Texte étudié:
•••
Romane Bohringer à L’Île-Rousse : Dites-lui que je l’aime, un film "qui raconte l’histoire de tous les enfants"

Rédigé le 06/07/2026
Maria-Serena Volpei-Aliotti

L’association culturelle de Lisula, Arte Libri, a invité pour Cinelibri, Romane Bohringer pour présenter « Dites-lui que je l’aime », adaptation libre et profondément personnelle du livre de Clémentine Autain. Entre fiction, documentaire et archives intimes, la réalisatrice livre une œuvre bouleversante sur les blessures de l’enfance, la résilience et la transmission, dont elle est venue partager la genèse avec le public balanin.

À l’origine de cette rencontre, Mimi Allegrini Simonetti, présidente d’Arte Libri, rappelle que ce rendez-vous s’inscrit dans un cycle consacré aux liens entre littérature et cinéma, imaginé il y a quatre ans. « Nous voulions travailler sur le livre et le cinéma, sur ce moment particulier où une œuvre littéraire devient un film. L’adaptation est un formidable terrain de réflexion », explique-t-elle.
Après avoir accueilli plusieurs réalisateurs ces dernières années, l’association a souhaité inviter Romane Bohringer pour présenter Dites-lui que je l’aime, une adaptation qui l’a particulièrement touchée, tant sur le plan artistique que personnel.
Psychologue de formation, Mimi Allegrini Simonetti confie avoir été profondément sensible au thème central de l’œuvre. « La question de la mère absente ou défaillante est un sujet qui m’a toujours intéressée. C’est souvent au cœur du travail thérapeutique, que ce soit avec des enfants ou avec des adultes. »
•••
Consignes de travail:
(a) Dans l'article sur Romane Bohringer à L'Île-Rousse, de quel livre le film « Dites-lui que je l'aime » est-il l'adaptation ?
(b) Recopiez fidèlement le passage de l'article sur Romane Bohringer à L'Île-Rousse qui va de « À l’origine de » jusqu'à « artistique que personnel. ».
(c) Traduisez en anglais cette phrase de l'article sur Romane Bohringer à L'Île-Rousse : « Psychologue de formation, Mimi Allegrini Simonetti confie avoir été profondément sensible au thème central de l'œuvre. »

Enregistrements fournis:
•••
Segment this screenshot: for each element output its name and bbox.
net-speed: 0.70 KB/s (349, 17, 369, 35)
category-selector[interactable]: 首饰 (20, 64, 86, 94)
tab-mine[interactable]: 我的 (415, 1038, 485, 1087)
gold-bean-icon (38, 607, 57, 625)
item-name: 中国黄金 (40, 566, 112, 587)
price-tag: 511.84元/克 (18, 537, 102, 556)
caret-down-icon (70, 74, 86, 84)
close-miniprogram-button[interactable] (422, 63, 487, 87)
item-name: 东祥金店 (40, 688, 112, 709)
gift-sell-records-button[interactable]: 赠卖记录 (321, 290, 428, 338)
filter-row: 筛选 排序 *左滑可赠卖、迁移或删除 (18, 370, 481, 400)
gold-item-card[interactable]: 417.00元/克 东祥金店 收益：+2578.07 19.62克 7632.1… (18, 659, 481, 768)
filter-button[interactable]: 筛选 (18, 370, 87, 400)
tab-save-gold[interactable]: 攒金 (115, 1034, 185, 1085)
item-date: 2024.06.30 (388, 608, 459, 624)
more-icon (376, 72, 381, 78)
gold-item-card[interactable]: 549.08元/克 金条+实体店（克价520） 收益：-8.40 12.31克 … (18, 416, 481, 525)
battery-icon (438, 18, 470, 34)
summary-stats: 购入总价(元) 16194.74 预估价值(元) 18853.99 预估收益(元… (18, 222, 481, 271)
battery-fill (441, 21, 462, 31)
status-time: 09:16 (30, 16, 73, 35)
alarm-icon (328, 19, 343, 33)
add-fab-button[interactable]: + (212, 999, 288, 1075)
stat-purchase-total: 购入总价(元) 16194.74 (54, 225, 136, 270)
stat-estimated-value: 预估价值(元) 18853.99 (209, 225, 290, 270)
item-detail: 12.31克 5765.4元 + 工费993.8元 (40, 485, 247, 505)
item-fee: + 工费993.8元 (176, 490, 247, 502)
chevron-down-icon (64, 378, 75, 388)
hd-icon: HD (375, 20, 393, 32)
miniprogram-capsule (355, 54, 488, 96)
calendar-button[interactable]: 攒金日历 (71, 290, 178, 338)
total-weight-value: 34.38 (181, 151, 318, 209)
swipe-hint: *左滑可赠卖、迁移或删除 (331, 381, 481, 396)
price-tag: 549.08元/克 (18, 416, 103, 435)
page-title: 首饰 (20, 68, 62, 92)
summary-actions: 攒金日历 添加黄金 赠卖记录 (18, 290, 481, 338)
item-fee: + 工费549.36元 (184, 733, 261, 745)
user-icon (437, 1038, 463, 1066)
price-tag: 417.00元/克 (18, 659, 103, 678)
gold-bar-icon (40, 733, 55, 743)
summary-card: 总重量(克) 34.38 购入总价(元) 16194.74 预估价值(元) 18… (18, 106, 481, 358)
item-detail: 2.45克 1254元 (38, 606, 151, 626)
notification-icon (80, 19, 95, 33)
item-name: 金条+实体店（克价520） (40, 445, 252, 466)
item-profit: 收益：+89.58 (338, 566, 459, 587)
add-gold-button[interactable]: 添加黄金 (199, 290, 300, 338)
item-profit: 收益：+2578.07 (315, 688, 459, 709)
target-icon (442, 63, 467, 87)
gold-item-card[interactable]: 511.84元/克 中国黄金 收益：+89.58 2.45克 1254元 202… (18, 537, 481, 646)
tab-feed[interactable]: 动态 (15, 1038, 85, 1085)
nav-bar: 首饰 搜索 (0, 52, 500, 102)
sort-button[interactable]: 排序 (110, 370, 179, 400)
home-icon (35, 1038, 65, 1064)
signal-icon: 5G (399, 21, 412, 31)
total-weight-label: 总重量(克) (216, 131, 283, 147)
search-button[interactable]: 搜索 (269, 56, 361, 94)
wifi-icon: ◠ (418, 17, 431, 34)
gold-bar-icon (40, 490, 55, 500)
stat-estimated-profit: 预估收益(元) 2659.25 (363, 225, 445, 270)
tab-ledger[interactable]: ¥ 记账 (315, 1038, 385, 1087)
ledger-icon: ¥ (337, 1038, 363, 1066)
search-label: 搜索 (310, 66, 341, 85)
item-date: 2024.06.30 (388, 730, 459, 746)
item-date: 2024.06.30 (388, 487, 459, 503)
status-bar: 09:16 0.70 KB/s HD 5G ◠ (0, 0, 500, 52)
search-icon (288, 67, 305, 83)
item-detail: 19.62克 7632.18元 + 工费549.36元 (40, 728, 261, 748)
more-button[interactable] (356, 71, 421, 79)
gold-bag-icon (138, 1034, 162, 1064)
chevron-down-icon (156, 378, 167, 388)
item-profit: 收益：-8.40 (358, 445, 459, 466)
•••
Réponses aux consignes:
(a) Du livre de Clémentine Autain.

(b)
À l’origine de cette rencontre, Mimi Allegrini Simonetti, présidente d’Arte Libri, rappelle que ce rendez-vous s’inscrit dans un cycle consacré aux liens entre littérature et cinéma, imaginé il y a quatre ans. « Nous voulions travailler sur le livre et le cinéma, sur ce moment particulier où une œuvre littéraire devient un film. L’adaptation est un formidable terrain de réflexion », explique-t-elle.
Après avoir accueilli plusieurs réalisateurs ces dernières années, l’association a souhaité inviter Romane Bohringer pour présenter Dites-lui que je l’aime, une adaptation qui l’a particulièrement touchée, tant sur le plan artistique que personnel.

(c) A psychologist by training, Mimi Allegrini Simonetti confides that she was deeply touched by the central theme of the work.